| What you need to do |
Return each entry exactly, omitting nothing.

------------

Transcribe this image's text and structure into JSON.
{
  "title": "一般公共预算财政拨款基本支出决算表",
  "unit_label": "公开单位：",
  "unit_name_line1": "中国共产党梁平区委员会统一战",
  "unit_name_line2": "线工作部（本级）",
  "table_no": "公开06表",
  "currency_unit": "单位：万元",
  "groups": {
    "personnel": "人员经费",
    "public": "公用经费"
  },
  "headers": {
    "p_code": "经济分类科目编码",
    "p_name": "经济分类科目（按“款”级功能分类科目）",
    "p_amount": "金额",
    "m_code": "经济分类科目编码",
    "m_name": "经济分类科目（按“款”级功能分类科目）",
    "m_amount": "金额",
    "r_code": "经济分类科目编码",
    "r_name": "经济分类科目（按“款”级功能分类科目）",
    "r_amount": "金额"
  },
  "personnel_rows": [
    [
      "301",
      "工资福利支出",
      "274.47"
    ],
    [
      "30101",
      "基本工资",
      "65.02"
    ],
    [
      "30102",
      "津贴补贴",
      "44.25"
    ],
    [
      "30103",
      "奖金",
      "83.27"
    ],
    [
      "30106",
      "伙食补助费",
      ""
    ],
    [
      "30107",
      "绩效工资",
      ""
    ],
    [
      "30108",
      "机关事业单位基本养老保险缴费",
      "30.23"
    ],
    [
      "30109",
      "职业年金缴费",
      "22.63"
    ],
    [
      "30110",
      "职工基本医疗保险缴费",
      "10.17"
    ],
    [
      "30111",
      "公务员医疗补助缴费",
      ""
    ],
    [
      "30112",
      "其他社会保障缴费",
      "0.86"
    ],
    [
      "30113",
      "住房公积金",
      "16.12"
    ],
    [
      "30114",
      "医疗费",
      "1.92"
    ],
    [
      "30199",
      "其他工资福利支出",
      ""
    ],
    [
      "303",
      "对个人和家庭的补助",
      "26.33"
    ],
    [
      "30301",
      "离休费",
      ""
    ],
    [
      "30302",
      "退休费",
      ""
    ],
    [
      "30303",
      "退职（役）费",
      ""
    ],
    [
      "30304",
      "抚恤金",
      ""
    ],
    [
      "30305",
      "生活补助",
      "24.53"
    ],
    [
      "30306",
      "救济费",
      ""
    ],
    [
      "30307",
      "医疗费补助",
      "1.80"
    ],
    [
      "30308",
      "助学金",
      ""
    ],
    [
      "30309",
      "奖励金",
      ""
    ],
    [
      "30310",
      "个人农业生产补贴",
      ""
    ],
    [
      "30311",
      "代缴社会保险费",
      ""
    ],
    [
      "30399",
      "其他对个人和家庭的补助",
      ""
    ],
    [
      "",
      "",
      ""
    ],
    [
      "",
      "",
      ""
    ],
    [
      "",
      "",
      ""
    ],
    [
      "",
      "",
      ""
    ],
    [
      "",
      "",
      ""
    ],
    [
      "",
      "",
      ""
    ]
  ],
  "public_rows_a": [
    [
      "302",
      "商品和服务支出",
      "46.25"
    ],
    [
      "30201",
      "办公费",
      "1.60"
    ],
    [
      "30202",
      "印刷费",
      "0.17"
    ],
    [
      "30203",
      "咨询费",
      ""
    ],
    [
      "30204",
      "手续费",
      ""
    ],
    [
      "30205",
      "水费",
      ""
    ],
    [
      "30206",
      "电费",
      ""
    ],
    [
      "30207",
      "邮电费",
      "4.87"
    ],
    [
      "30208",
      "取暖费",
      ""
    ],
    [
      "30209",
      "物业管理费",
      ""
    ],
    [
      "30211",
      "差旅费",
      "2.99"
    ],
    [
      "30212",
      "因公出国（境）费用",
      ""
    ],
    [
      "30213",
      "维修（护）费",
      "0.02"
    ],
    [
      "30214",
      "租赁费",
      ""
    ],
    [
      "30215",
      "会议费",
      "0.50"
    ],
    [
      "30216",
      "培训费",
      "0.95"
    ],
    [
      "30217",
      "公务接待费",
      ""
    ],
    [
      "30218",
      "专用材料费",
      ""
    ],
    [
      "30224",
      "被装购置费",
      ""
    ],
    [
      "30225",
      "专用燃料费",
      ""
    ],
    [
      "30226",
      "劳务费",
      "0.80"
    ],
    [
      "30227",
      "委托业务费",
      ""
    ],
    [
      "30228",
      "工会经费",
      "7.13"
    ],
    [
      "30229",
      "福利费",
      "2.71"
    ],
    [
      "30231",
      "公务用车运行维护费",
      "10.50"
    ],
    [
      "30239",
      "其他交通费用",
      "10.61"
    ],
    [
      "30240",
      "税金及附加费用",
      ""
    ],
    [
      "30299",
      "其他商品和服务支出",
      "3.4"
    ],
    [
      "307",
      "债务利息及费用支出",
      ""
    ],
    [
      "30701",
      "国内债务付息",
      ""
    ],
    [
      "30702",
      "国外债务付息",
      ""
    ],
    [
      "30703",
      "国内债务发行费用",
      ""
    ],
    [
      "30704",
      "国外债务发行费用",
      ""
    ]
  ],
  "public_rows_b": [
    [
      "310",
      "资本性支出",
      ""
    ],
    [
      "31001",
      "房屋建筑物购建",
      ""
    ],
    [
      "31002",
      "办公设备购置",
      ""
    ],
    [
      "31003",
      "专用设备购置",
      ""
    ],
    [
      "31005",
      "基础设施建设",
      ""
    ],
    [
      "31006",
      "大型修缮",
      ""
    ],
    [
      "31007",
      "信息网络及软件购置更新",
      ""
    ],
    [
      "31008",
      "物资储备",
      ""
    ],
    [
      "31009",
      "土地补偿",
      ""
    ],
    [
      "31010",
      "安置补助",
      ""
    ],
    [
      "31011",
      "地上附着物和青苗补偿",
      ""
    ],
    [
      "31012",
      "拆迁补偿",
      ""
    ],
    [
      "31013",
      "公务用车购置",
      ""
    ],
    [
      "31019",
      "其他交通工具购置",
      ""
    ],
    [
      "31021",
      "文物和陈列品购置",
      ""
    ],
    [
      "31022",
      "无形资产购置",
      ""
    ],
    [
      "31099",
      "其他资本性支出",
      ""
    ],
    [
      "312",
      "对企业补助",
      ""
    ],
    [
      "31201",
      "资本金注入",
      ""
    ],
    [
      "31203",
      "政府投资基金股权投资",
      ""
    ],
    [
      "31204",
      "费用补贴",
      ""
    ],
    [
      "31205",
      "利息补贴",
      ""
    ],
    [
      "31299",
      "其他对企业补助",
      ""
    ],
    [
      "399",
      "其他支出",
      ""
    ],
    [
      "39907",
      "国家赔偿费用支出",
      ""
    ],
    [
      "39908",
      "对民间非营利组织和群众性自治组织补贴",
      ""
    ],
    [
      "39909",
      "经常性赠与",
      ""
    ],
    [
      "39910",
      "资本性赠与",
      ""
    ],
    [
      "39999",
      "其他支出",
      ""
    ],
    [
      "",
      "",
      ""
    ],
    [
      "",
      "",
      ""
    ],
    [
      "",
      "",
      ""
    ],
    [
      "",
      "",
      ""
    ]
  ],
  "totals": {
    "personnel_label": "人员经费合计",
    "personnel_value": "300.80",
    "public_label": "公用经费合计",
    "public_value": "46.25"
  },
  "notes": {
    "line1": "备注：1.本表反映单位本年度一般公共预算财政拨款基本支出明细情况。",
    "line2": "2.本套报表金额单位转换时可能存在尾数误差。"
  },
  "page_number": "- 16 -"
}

------------

| Solved exercise |
Transcribe this image's text and structure into JSON.
{
  "title": "一般公共预算财政拨款基本支出决算表",
  "unit_label": "公开单位：",
  "unit_name_line1": "中国共产党梁平区委员会统一战",
  "unit_name_line2": "线工作部（本级）",
  "table_no": "公开06表",
  "currency_unit": "单位：万元",
  "groups": {
    "personnel": "人员经费",
    "public": "公用经费"
  },
  "headers": {
    "p_code": "经济分类科目编码",
    "p_name": "经济分类科目（按“款”级功能分类科目）",
    "p_amount": "金额",
    "m_code": "经济分类科目编码",
    "m_name": "经济分类科目（按“款”级功能分类科目）",
    "m_amount": "金额",
    "r_code": "经济分类科目编码",
    "r_name": "经济分类科目（按“款”级功能分类科目）",
    "r_amount": "金额"
  },
  "personnel_rows": [
    [
      "301",
      "工资福利支出",
      "274.47"
    ],
    [
      "30101",
      "基本工资",
      "65.02"
    ],
    [
      "30102",
      "津贴补贴",
      "44.25"
    ],
    [
      "30103",
      "奖金",
      "83.27"
    ],
    [
      "30106",
      "伙食补助费",
      ""
    ],
    [
      "30107",
      "绩效工资",
      ""
    ],
    [
      "30108",
      "机关事业单位基本养老保险缴费",
      "30.23"
    ],
    [
      "30109",
      "职业年金缴费",
      "22.63"
    ],
    [
      "30110",
      "职工基本医疗保险缴费",
      "10.17"
    ],
    [
      "30111",
      "公务员医疗补助缴费",
      ""
    ],
    [
      "30112",
      "其他社会保障缴费",
      "0.86"
    ],
    [
      "30113",
      "住房公积金",
      "16.12"
    ],
    [
      "30114",
      "医疗费",
      "1.92"
    ],
    [
      "30199",
      "其他工资福利支出",
      ""
    ],
    [
      "303",
      "对个人和家庭的补助",
      "26.33"
    ],
    [
      "30301",
      "离休费",
      ""
    ],
    [
      "30302",
      "退休费",
      ""
    ],
    [
      "30303",
      "退职（役）费",
      ""
    ],
    [
      "30304",
      "抚恤金",
      ""
    ],
    [
      "30305",
      "生活补助",
      "24.53"
    ],
    [
      "30306",
      "救济费",
      ""
    ],
    [
      "30307",
      "医疗费补助",
      "1.80"
    ],
    [
      "30308",
      "助学金",
      ""
    ],
    [
      "30309",
      "奖励金",
      ""
    ],
    [
      "30310",
      "个人农业生产补贴",
      ""
    ],
    [
      "30311",
      "代缴社会保险费",
      ""
    ],
    [
      "30399",
      "其他对个人和家庭的补助",
      ""
    ],
    [
      "",
      "",
      ""
    ],
    [
      "",
      "",
      ""
    ],
    [
      "",
      "",
      ""
    ],
    [
      "",
      "",
      ""
    ],
    [
      "",
      "",
      ""
    ],
    [
      "",
      "",
      ""
    ]
  ],
  "public_rows_a": [
    [
      "302",
      "商品和服务支出",
      "46.25"
    ],
    [
      "30201",
      "办公费",
      "1.60"
    ],
    [
      "30202",
      "印刷费",
      "0.17"
    ],
    [
      "30203",
      "咨询费",
      ""
    ],
    [
      "30204",
      "手续费",
      ""
    ],
    [
      "30205",
      "水费",
      ""
    ],
    [
      "30206",
      "电费",
      ""
    ],
    [
      "30207",
      "邮电费",
      "4.87"
    ],
    [
      "30208",
      "取暖费",
      ""
    ],
    [
      "30209",
      "物业管理费",
      ""
    ],
    [
      "30211",
      "差旅费",
      "2.99"
    ],
    [
      "30212",
      "因公出国（境）费用",
      ""
    ],
    [
      "30213",
      "维修（护）费",
      "0.02"
    ],
    [
      "30214",
      "租赁费",
      ""
    ],
    [
      "30215",
      "会议费",
      "0.50"
    ],
    [
      "30216",
      "培训费",
      "0.95"
    ],
    [
      "30217",
      "公务接待费",
      ""
    ],
    [
      "30218",
      "专用材料费",
      ""
    ],
    [
      "30224",
      "被装购置费",
      ""
    ],
    [
      "30225",
      "专用燃料费",
      ""
    ],
    [
      "30226",
      "劳务费",
      "0.80"
    ],
    [
      "30227",
      "委托业务费",
      ""
    ],
    [
      "30228",
      "工会经费",
      "7.13"
    ],
    [
      "30229",
      "福利费",
      "2.71"
    ],
    [
      "30231",
      "公务用车运行维护费",
      "10.50"
    ],
    [
      "30239",
      "其他交通费用",
      "10.61"
    ],
    [
      "30240",
      "税金及附加费用",
      ""
    ],
    [
      "30299",
      "其他商品和服务支出",
      "3.4"
    ],
    [
      "307",
      "债务利息及费用支出",
      ""
    ],
    [
      "30701",
      "国内债务付息",
      ""
    ],
    [
      "30702",
      "国外债务付息",
      ""
    ],
    [
      "30703",
      "国内债务发行费用",
      ""
    ],
    [
      "30704",
      "国外债务发行费用",
      ""
    ]
  ],
  "public_rows_b": [
    [
      "310",
      "资本性支出",
      ""
    ],
    [
      "31001",
      "房屋建筑物购建",
      ""
    ],
    [
      "31002",
      "办公设备购置",
      ""
    ],
    [
      "31003",
      "专用设备购置",
      ""
    ],
    [
      "31005",
      "基础设施建设",
      ""
    ],
    [
      "31006",
      "大型修缮",
      ""
    ],
    [
      "31007",
      "信息网络及软件购置更新",
      ""
    ],
    [
      "31008",
      "物资储备",
      ""
    ],
    [
      "31009",
      "土地补偿",
      ""
    ],
    [
      "31010",
      "安置补助",
      ""
    ],
    [
      "31011",
      "地上附着物和青苗补偿",
      ""
    ],
    [
      "31012",
      "拆迁补偿",
      ""
    ],
    [
      "31013",
      "公务用车购置",
      ""
    ],
    [
      "31019",
      "其他交通工具购置",
      ""
    ],
    [
      "31021",
      "文物和陈列品购置",
      ""
    ],
    [
      "31022",
      "无形资产购置",
      ""
    ],
    [
      "31099",
      "其他资本性支出",
      ""
    ],
    [
      "312",
      "对企业补助",
      ""
    ],
    [
      "31201",
      "资本金注入",
      ""
    ],
    [
      "31203",
      "政府投资基金股权投资",
      ""
    ],
    [
      "31204",
      "费用补贴",
      ""
    ],
    [
      "31205",
      "利息补贴",
      ""
    ],
    [
      "31299",
      "其他对企业补助",
      ""
    ],
    [
      "399",
      "其他支出",
      ""
    ],
    [
      "39907",
      "国家赔偿费用支出",
      ""
    ],
    [
      "39908",
      "对民间非营利组织和群众性自治组织补贴",
      ""
    ],
    [
      "39909",
      "经常性赠与",
      ""
    ],
    [
      "39910",
      "资本性赠与",
      ""
    ],
    [
      "39999",
      "其他支出",
      ""
    ],
    [
      "",
      "",
      ""
    ],
    [
      "",
      "",
      ""
    ],
    [
      "",
      "",
      ""
    ],
    [
      "",
      "",
      ""
    ]
  ],
  "totals": {
    "personnel_label": "人员经费合计",
    "personnel_value": "300.80",
    "public_label": "公用经费合计",
    "public_value": "46.25"
  },
  "notes": {
    "line1": "备注：1.本表反映单位本年度一般公共预算财政拨款基本支出明细情况。",
    "line2": "2.本套报表金额单位转换时可能存在尾数误差。"
  },
  "page_number": "- 16 -"
}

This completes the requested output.